- What is being asked -
Identify each line below that contains the word "JSON", and copy it out.

>> begin Listing

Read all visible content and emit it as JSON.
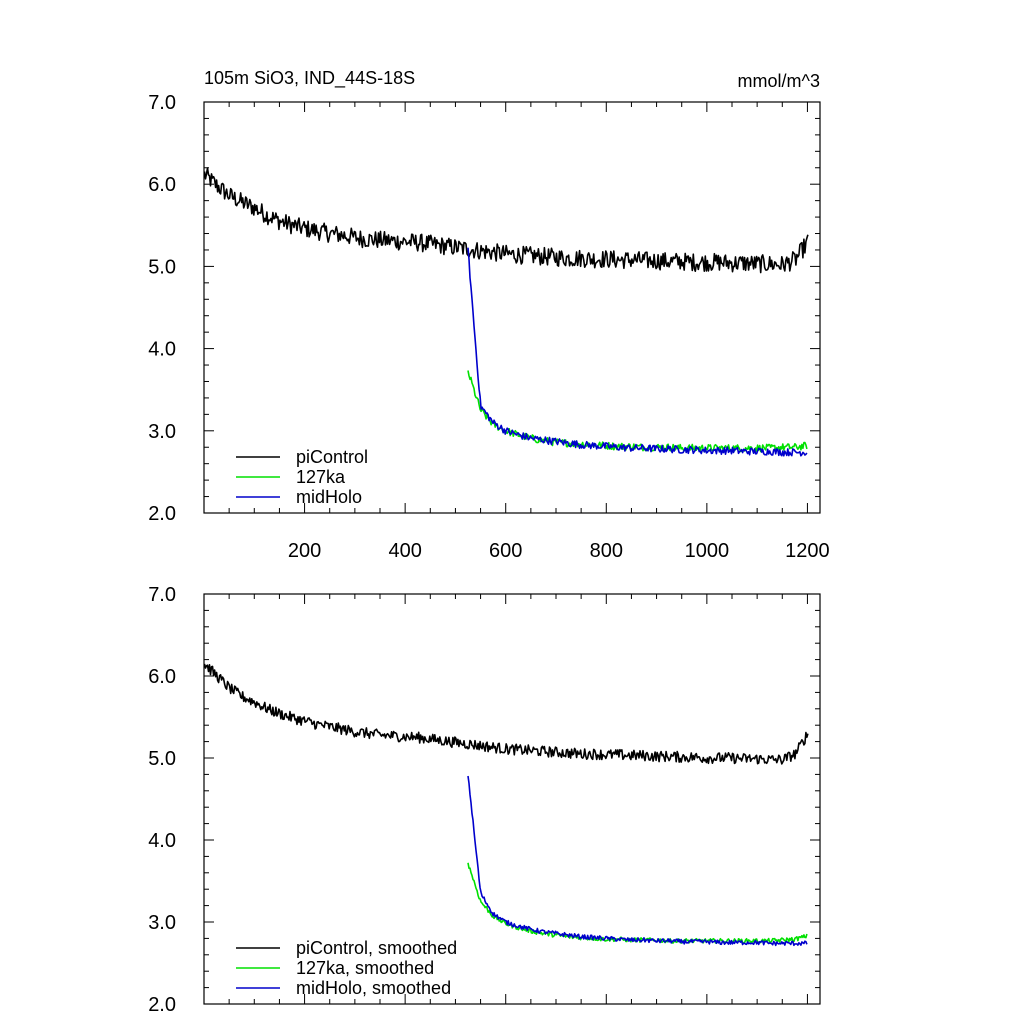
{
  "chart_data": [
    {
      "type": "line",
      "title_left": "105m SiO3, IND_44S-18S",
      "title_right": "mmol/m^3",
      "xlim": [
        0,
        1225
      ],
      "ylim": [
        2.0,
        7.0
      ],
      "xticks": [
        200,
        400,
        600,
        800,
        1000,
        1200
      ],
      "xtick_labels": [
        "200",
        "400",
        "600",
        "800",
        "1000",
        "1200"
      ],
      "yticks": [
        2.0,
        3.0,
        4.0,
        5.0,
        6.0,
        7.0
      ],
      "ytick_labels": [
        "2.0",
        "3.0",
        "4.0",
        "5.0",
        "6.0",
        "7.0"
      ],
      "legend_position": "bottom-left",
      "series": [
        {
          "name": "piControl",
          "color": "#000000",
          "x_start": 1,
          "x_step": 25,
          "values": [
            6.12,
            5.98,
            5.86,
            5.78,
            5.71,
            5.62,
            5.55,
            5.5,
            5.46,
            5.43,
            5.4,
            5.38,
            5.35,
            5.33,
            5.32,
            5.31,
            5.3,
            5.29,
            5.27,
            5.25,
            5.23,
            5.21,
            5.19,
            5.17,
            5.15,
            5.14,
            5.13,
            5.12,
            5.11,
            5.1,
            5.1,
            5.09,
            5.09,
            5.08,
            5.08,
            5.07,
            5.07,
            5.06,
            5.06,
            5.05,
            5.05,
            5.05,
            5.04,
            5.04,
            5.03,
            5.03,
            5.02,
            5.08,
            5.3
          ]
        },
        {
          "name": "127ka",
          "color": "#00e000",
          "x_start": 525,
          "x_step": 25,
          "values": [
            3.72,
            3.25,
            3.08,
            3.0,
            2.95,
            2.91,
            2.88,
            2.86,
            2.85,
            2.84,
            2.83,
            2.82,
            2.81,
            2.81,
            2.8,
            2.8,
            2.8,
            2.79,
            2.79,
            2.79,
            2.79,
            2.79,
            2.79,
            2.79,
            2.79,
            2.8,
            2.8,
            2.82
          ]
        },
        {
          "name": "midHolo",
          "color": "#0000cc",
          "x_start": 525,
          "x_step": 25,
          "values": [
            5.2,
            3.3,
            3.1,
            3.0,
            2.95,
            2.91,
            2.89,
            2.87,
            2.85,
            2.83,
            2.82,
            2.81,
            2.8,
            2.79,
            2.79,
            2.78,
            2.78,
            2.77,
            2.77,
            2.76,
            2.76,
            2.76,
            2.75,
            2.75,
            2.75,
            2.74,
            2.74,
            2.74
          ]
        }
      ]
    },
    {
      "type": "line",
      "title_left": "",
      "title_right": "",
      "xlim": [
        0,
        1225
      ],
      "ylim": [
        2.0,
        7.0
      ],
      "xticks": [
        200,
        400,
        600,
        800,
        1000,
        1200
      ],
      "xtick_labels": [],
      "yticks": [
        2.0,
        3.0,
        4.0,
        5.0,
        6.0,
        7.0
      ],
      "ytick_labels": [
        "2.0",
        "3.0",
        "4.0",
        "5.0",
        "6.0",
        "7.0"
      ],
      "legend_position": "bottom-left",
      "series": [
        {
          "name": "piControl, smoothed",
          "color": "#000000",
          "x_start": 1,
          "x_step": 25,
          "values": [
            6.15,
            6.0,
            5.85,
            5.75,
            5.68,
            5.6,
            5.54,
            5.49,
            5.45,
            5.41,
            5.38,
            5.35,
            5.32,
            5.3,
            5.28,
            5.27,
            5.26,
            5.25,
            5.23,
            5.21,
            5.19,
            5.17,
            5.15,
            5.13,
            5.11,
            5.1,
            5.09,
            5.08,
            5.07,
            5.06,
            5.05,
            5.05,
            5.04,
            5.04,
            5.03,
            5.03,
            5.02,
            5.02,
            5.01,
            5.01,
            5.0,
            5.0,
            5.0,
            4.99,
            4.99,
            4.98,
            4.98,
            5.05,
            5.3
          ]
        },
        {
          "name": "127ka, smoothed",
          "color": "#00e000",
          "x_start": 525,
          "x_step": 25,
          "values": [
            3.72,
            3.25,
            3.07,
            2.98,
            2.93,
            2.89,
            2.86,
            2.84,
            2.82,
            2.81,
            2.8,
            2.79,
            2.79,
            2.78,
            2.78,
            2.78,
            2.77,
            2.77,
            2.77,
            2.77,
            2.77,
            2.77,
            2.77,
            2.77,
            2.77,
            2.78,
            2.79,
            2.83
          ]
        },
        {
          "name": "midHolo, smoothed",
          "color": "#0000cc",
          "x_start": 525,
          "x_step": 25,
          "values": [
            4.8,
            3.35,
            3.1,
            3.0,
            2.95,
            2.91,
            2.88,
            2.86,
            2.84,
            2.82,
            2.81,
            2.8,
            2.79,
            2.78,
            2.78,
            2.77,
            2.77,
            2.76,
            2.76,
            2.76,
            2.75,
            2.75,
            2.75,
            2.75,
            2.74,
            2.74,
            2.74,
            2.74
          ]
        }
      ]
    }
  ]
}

>> end Listing
>> begin Listing

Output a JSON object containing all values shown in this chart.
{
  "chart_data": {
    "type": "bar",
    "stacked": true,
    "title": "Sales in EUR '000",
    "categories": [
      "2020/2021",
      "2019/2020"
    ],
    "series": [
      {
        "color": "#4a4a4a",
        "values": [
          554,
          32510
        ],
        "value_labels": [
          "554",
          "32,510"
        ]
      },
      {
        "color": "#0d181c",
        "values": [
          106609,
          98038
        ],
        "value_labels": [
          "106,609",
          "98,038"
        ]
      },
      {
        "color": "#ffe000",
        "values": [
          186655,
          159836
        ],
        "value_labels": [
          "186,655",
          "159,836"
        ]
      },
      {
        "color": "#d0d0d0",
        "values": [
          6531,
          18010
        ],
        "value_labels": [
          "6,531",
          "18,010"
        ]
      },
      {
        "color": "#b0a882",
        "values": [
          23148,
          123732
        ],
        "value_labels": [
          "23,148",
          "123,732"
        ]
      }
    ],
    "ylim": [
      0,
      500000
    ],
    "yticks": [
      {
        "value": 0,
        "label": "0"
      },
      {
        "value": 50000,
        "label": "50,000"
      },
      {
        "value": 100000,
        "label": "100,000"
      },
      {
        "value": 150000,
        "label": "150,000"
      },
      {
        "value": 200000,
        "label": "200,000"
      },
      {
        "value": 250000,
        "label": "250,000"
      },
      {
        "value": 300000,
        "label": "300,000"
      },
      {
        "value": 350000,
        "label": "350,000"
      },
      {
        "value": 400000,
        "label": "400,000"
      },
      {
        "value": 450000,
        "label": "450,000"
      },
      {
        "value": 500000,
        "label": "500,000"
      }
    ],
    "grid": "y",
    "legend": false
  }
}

>> end Listing

- Solution to the exercise -
Read all visible content and emit it as JSON.
Output a JSON object containing all values shown in this chart.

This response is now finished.